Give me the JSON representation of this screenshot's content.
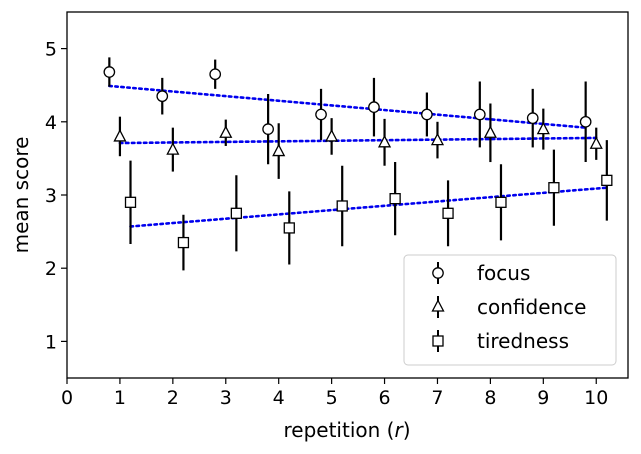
{
  "chart_data": {
    "type": "scatter",
    "xlabel": "repetition",
    "xlabel_var": "r",
    "ylabel": "mean score",
    "xlim": [
      0,
      10.6
    ],
    "ylim": [
      0.5,
      5.5
    ],
    "xticks": [
      "0",
      "1",
      "2",
      "3",
      "4",
      "5",
      "6",
      "7",
      "8",
      "9",
      "10"
    ],
    "yticks": [
      "1",
      "2",
      "3",
      "4",
      "5"
    ],
    "grid": false,
    "legend_position": "bottom-right",
    "trend_line_color": "#0000ee",
    "series": [
      {
        "name": "focus",
        "marker": "circle",
        "x": [
          0.8,
          1.8,
          2.8,
          3.8,
          4.8,
          5.8,
          6.8,
          7.8,
          8.8,
          9.8
        ],
        "y": [
          4.68,
          4.35,
          4.65,
          3.9,
          4.1,
          4.2,
          4.1,
          4.1,
          4.05,
          4.0
        ],
        "err": [
          0.2,
          0.25,
          0.2,
          0.48,
          0.35,
          0.4,
          0.3,
          0.45,
          0.4,
          0.55
        ],
        "trend": [
          4.49,
          3.92
        ]
      },
      {
        "name": "confidence",
        "marker": "triangle",
        "x": [
          1.0,
          2.0,
          3.0,
          4.0,
          5.0,
          6.0,
          7.0,
          8.0,
          9.0,
          10.0
        ],
        "y": [
          3.8,
          3.62,
          3.85,
          3.6,
          3.8,
          3.72,
          3.75,
          3.85,
          3.9,
          3.7
        ],
        "err": [
          0.27,
          0.3,
          0.18,
          0.38,
          0.25,
          0.32,
          0.25,
          0.4,
          0.28,
          0.22
        ],
        "trend": [
          3.71,
          3.78
        ]
      },
      {
        "name": "tiredness",
        "marker": "square",
        "x": [
          1.2,
          2.2,
          3.2,
          4.2,
          5.2,
          6.2,
          7.2,
          8.2,
          9.2,
          10.2
        ],
        "y": [
          2.9,
          2.35,
          2.75,
          2.55,
          2.85,
          2.95,
          2.75,
          2.9,
          3.1,
          3.2
        ],
        "err": [
          0.57,
          0.38,
          0.52,
          0.5,
          0.55,
          0.5,
          0.45,
          0.52,
          0.52,
          0.55
        ],
        "trend": [
          2.57,
          3.1
        ]
      }
    ]
  }
}
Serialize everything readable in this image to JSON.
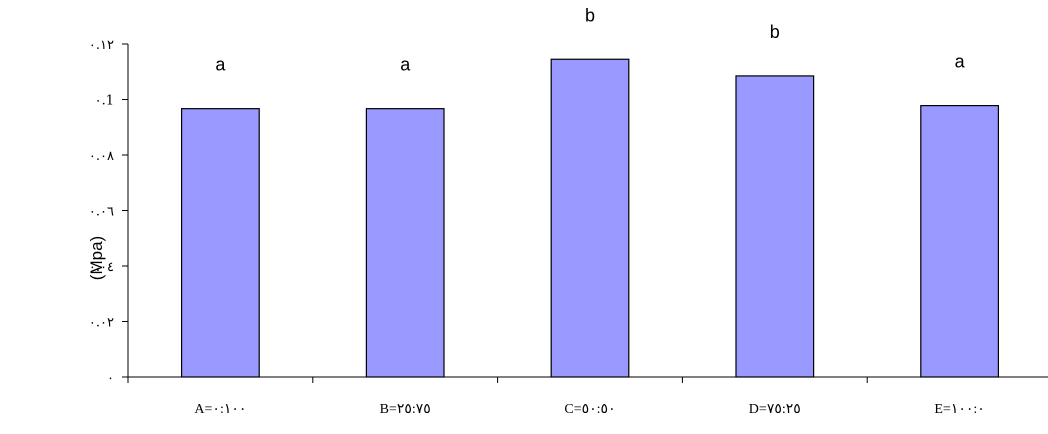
{
  "chart_data": {
    "type": "bar",
    "title": "",
    "xlabel": "",
    "ylabel": "(Mpa)",
    "categories": [
      "A=٠:١٠٠",
      "B=٢٥:٧٥",
      "C=٥٠:٥٠",
      "D=٧٥:٢٥",
      "E=١٠٠:٠"
    ],
    "values": [
      0.0967,
      0.0967,
      0.1145,
      0.1085,
      0.0978
    ],
    "significance_letters": [
      "a",
      "a",
      "b",
      "b",
      "a"
    ],
    "ylim": [
      0,
      0.12
    ],
    "yticks": [
      0,
      0.02,
      0.04,
      0.06,
      0.08,
      0.1,
      0.12
    ],
    "ytick_labels": [
      "٠",
      "٠.٠٢",
      "٠.٠٤",
      "٠.٠٦",
      "٠.٠٨",
      "٠.1",
      "٠.١٢"
    ],
    "grid": false,
    "legend": "none",
    "bar_color": "#9999ff",
    "bar_edge_color": "#000000"
  }
}
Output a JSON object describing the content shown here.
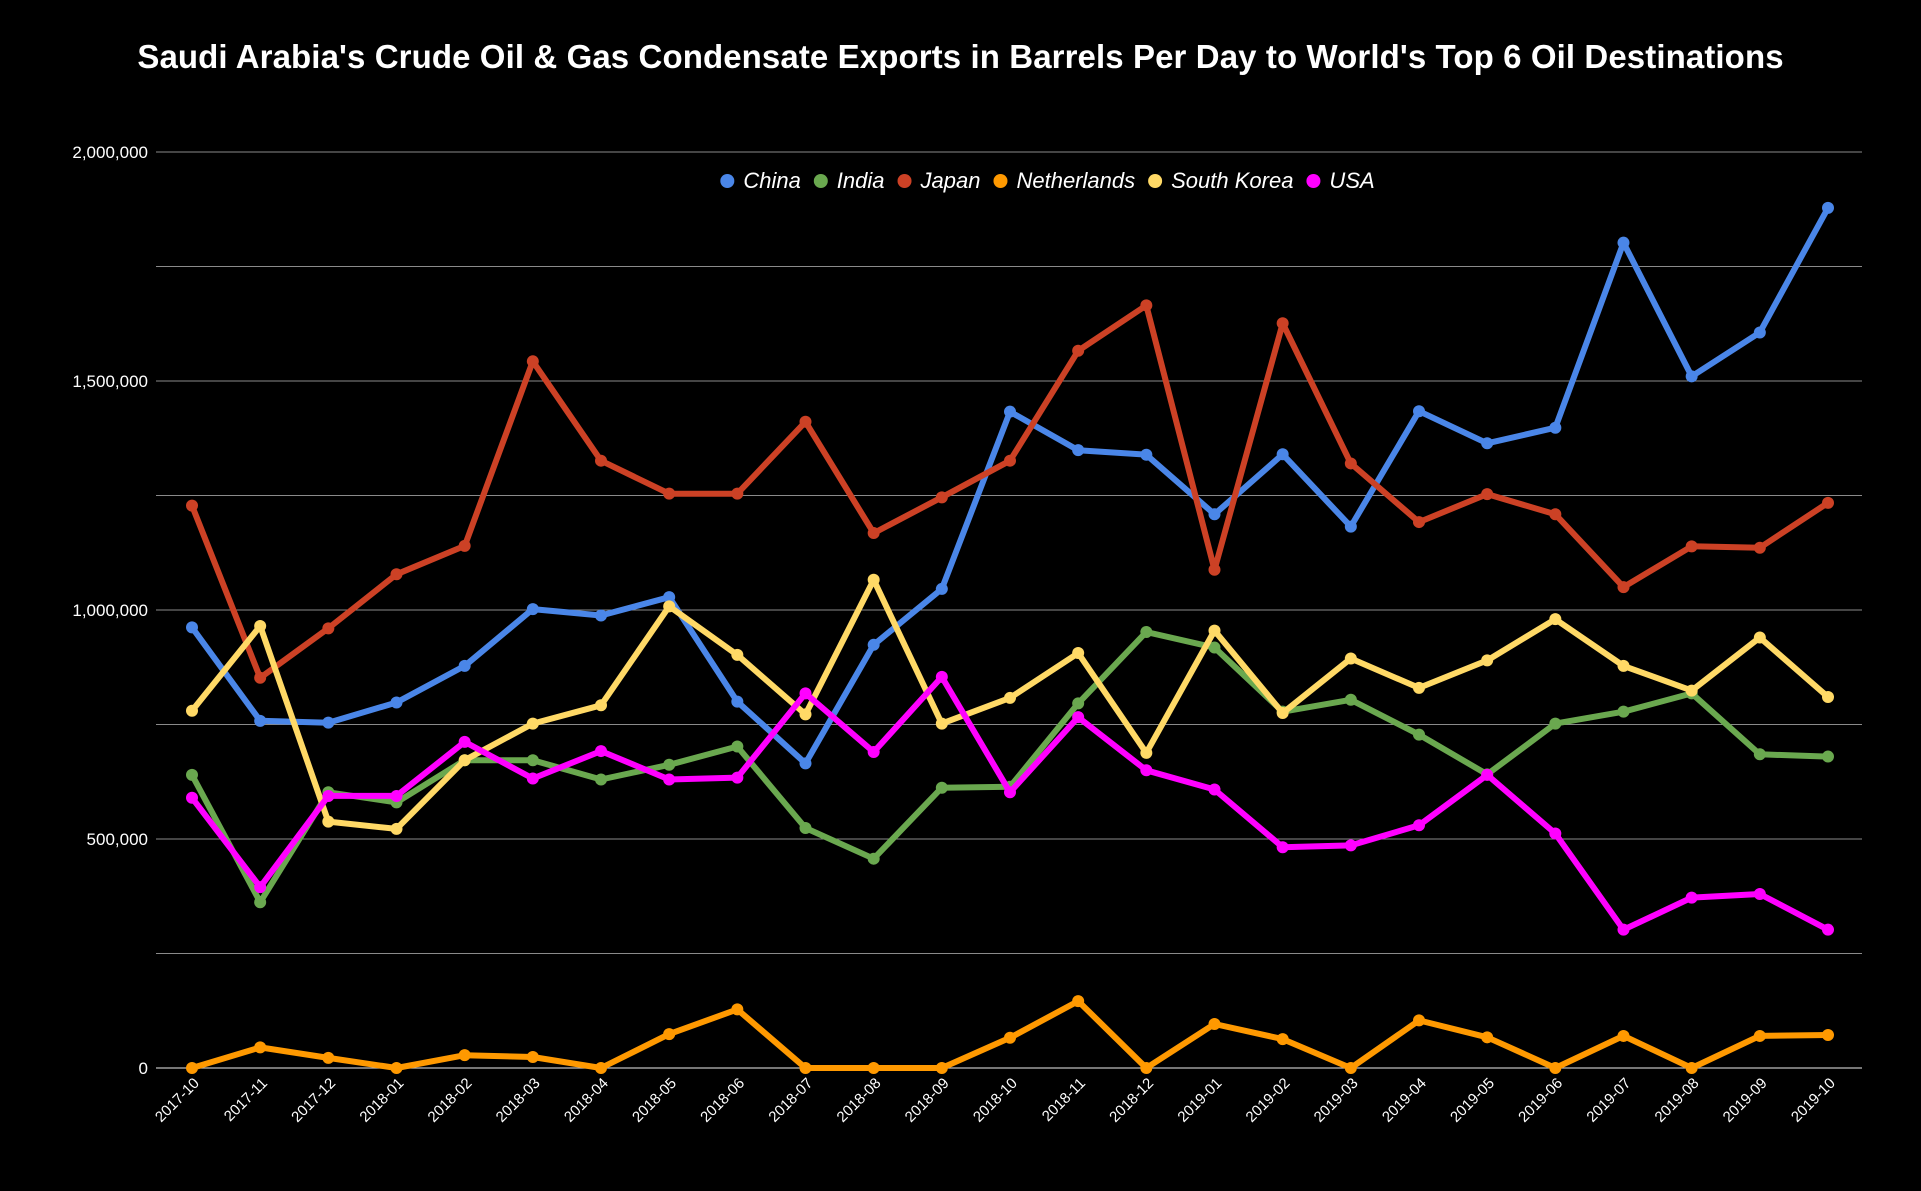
{
  "chart_data": {
    "type": "line",
    "title": "Saudi Arabia's Crude Oil & Gas Condensate Exports in Barrels Per Day to World's Top 6 Oil Destinations",
    "xlabel": "",
    "ylabel": "",
    "ylim": [
      0,
      2000000
    ],
    "y_ticks": [
      "0",
      "500,000",
      "1,000,000",
      "1,500,000",
      "2,000,000"
    ],
    "grid": true,
    "legend_position": "top-center",
    "categories": [
      "2017-10",
      "2017-11",
      "2017-12",
      "2018-01",
      "2018-02",
      "2018-03",
      "2018-04",
      "2018-05",
      "2018-06",
      "2018-07",
      "2018-08",
      "2018-09",
      "2018-10",
      "2018-11",
      "2018-12",
      "2019-01",
      "2019-02",
      "2019-03",
      "2019-04",
      "2019-05",
      "2019-06",
      "2019-07",
      "2019-08",
      "2019-09",
      "2019-10"
    ],
    "series": [
      {
        "name": "China",
        "color": "#4A86E8",
        "values": [
          962000,
          758000,
          754000,
          798000,
          878000,
          1002000,
          988000,
          1028000,
          800000,
          665000,
          924000,
          1046000,
          1433000,
          1349000,
          1339000,
          1209000,
          1340000,
          1182000,
          1434000,
          1364000,
          1398000,
          1802000,
          1510000,
          1606000,
          1878000
        ]
      },
      {
        "name": "India",
        "color": "#6AA84F",
        "values": [
          640000,
          362000,
          602000,
          580000,
          672000,
          672000,
          630000,
          662000,
          702000,
          524000,
          457000,
          612000,
          614000,
          796000,
          952000,
          918000,
          778000,
          804000,
          728000,
          641000,
          752000,
          778000,
          818000,
          685000,
          680000
        ]
      },
      {
        "name": "Japan",
        "color": "#CC4125",
        "values": [
          1228000,
          852000,
          960000,
          1078000,
          1140000,
          1543000,
          1326000,
          1254000,
          1254000,
          1411000,
          1168000,
          1246000,
          1326000,
          1566000,
          1665000,
          1088000,
          1626000,
          1320000,
          1192000,
          1253000,
          1209000,
          1050000,
          1139000,
          1136000,
          1234000
        ]
      },
      {
        "name": "Netherlands",
        "color": "#FF9900",
        "values": [
          0,
          45000,
          22000,
          0,
          28000,
          24000,
          0,
          74000,
          128000,
          0,
          0,
          0,
          66000,
          146000,
          0,
          96000,
          63000,
          0,
          104000,
          67000,
          0,
          70000,
          0,
          70000,
          72000
        ]
      },
      {
        "name": "South Korea",
        "color": "#FFD966",
        "values": [
          780000,
          965000,
          538000,
          522000,
          672000,
          752000,
          792000,
          1008000,
          902000,
          772000,
          1066000,
          752000,
          808000,
          906000,
          688000,
          955000,
          775000,
          894000,
          830000,
          890000,
          980000,
          878000,
          824000,
          940000,
          810000
        ]
      },
      {
        "name": "USA",
        "color": "#FF00FF",
        "values": [
          590000,
          395000,
          594000,
          594000,
          712000,
          632000,
          692000,
          630000,
          634000,
          818000,
          690000,
          854000,
          602000,
          766000,
          650000,
          608000,
          482000,
          486000,
          530000,
          640000,
          512000,
          302000,
          372000,
          380000,
          302000
        ]
      }
    ]
  }
}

--

= Given task =
Each entry above should be reproduced exactly, with the pictures removed.

= Problem solution =
Give me the JSON representation of this screenshot's content.
{
  "chart_data": {
    "type": "scatter",
    "xlabel": "repetition",
    "xlabel_var": "r",
    "ylabel": "mean score",
    "xlim": [
      0,
      10.6
    ],
    "ylim": [
      0.5,
      5.5
    ],
    "xticks": [
      "0",
      "1",
      "2",
      "3",
      "4",
      "5",
      "6",
      "7",
      "8",
      "9",
      "10"
    ],
    "yticks": [
      "1",
      "2",
      "3",
      "4",
      "5"
    ],
    "grid": false,
    "legend_position": "bottom-right",
    "trend_line_color": "#0000ee",
    "series": [
      {
        "name": "focus",
        "marker": "circle",
        "x": [
          0.8,
          1.8,
          2.8,
          3.8,
          4.8,
          5.8,
          6.8,
          7.8,
          8.8,
          9.8
        ],
        "y": [
          4.68,
          4.35,
          4.65,
          3.9,
          4.1,
          4.2,
          4.1,
          4.1,
          4.05,
          4.0
        ],
        "err": [
          0.2,
          0.25,
          0.2,
          0.48,
          0.35,
          0.4,
          0.3,
          0.45,
          0.4,
          0.55
        ],
        "trend": [
          4.49,
          3.92
        ]
      },
      {
        "name": "confidence",
        "marker": "triangle",
        "x": [
          1.0,
          2.0,
          3.0,
          4.0,
          5.0,
          6.0,
          7.0,
          8.0,
          9.0,
          10.0
        ],
        "y": [
          3.8,
          3.62,
          3.85,
          3.6,
          3.8,
          3.72,
          3.75,
          3.85,
          3.9,
          3.7
        ],
        "err": [
          0.27,
          0.3,
          0.18,
          0.38,
          0.25,
          0.32,
          0.25,
          0.4,
          0.28,
          0.22
        ],
        "trend": [
          3.71,
          3.78
        ]
      },
      {
        "name": "tiredness",
        "marker": "square",
        "x": [
          1.2,
          2.2,
          3.2,
          4.2,
          5.2,
          6.2,
          7.2,
          8.2,
          9.2,
          10.2
        ],
        "y": [
          2.9,
          2.35,
          2.75,
          2.55,
          2.85,
          2.95,
          2.75,
          2.9,
          3.1,
          3.2
        ],
        "err": [
          0.57,
          0.38,
          0.52,
          0.5,
          0.55,
          0.5,
          0.45,
          0.52,
          0.52,
          0.55
        ],
        "trend": [
          2.57,
          3.1
        ]
      }
    ]
  }
}
Serialize everything readable in this image to JSON.
{
  "chart_data": {
    "type": "bar",
    "title": "",
    "xlabel": "",
    "ylabel": "(Mpa)",
    "categories": [
      "A=٠:١٠٠",
      "B=٢٥:٧٥",
      "C=٥٠:٥٠",
      "D=٧٥:٢٥",
      "E=١٠٠:٠"
    ],
    "values": [
      0.0967,
      0.0967,
      0.1145,
      0.1085,
      0.0978
    ],
    "significance_letters": [
      "a",
      "a",
      "b",
      "b",
      "a"
    ],
    "ylim": [
      0,
      0.12
    ],
    "yticks": [
      0,
      0.02,
      0.04,
      0.06,
      0.08,
      0.1,
      0.12
    ],
    "ytick_labels": [
      "٠",
      "٠.٠٢",
      "٠.٠٤",
      "٠.٠٦",
      "٠.٠٨",
      "٠.1",
      "٠.١٢"
    ],
    "grid": false,
    "legend": "none",
    "bar_color": "#9999ff",
    "bar_edge_color": "#000000"
  }
}
Output a JSON object describing the content shown here.
{
  "chart_data": {
    "type": "line",
    "title": "Saudi Arabia's Crude Oil & Gas Condensate Exports in Barrels Per Day to World's Top 6 Oil Destinations",
    "xlabel": "",
    "ylabel": "",
    "ylim": [
      0,
      2000000
    ],
    "y_ticks": [
      "0",
      "500,000",
      "1,000,000",
      "1,500,000",
      "2,000,000"
    ],
    "grid": true,
    "legend_position": "top-center",
    "categories": [
      "2017-10",
      "2017-11",
      "2017-12",
      "2018-01",
      "2018-02",
      "2018-03",
      "2018-04",
      "2018-05",
      "2018-06",
      "2018-07",
      "2018-08",
      "2018-09",
      "2018-10",
      "2018-11",
      "2018-12",
      "2019-01",
      "2019-02",
      "2019-03",
      "2019-04",
      "2019-05",
      "2019-06",
      "2019-07",
      "2019-08",
      "2019-09",
      "2019-10"
    ],
    "series": [
      {
        "name": "China",
        "color": "#4A86E8",
        "values": [
          962000,
          758000,
          754000,
          798000,
          878000,
          1002000,
          988000,
          1028000,
          800000,
          665000,
          924000,
          1046000,
          1433000,
          1349000,
          1339000,
          1209000,
          1340000,
          1182000,
          1434000,
          1364000,
          1398000,
          1802000,
          1510000,
          1606000,
          1878000
        ]
      },
      {
        "name": "India",
        "color": "#6AA84F",
        "values": [
          640000,
          362000,
          602000,
          580000,
          672000,
          672000,
          630000,
          662000,
          702000,
          524000,
          457000,
          612000,
          614000,
          796000,
          952000,
          918000,
          778000,
          804000,
          728000,
          641000,
          752000,
          778000,
          818000,
          685000,
          680000
        ]
      },
      {
        "name": "Japan",
        "color": "#CC4125",
        "values": [
          1228000,
          852000,
          960000,
          1078000,
          1140000,
          1543000,
          1326000,
          1254000,
          1254000,
          1411000,
          1168000,
          1246000,
          1326000,
          1566000,
          1665000,
          1088000,
          1626000,
          1320000,
          1192000,
          1253000,
          1209000,
          1050000,
          1139000,
          1136000,
          1234000
        ]
      },
      {
        "name": "Netherlands",
        "color": "#FF9900",
        "values": [
          0,
          45000,
          22000,
          0,
          28000,
          24000,
          0,
          74000,
          128000,
          0,
          0,
          0,
          66000,
          146000,
          0,
          96000,
          63000,
          0,
          104000,
          67000,
          0,
          70000,
          0,
          70000,
          72000
        ]
      },
      {
        "name": "South Korea",
        "color": "#FFD966",
        "values": [
          780000,
          965000,
          538000,
          522000,
          672000,
          752000,
          792000,
          1008000,
          902000,
          772000,
          1066000,
          752000,
          808000,
          906000,
          688000,
          955000,
          775000,
          894000,
          830000,
          890000,
          980000,
          878000,
          824000,
          940000,
          810000
        ]
      },
      {
        "name": "USA",
        "color": "#FF00FF",
        "values": [
          590000,
          395000,
          594000,
          594000,
          712000,
          632000,
          692000,
          630000,
          634000,
          818000,
          690000,
          854000,
          602000,
          766000,
          650000,
          608000,
          482000,
          486000,
          530000,
          640000,
          512000,
          302000,
          372000,
          380000,
          302000
        ]
      }
    ]
  }
}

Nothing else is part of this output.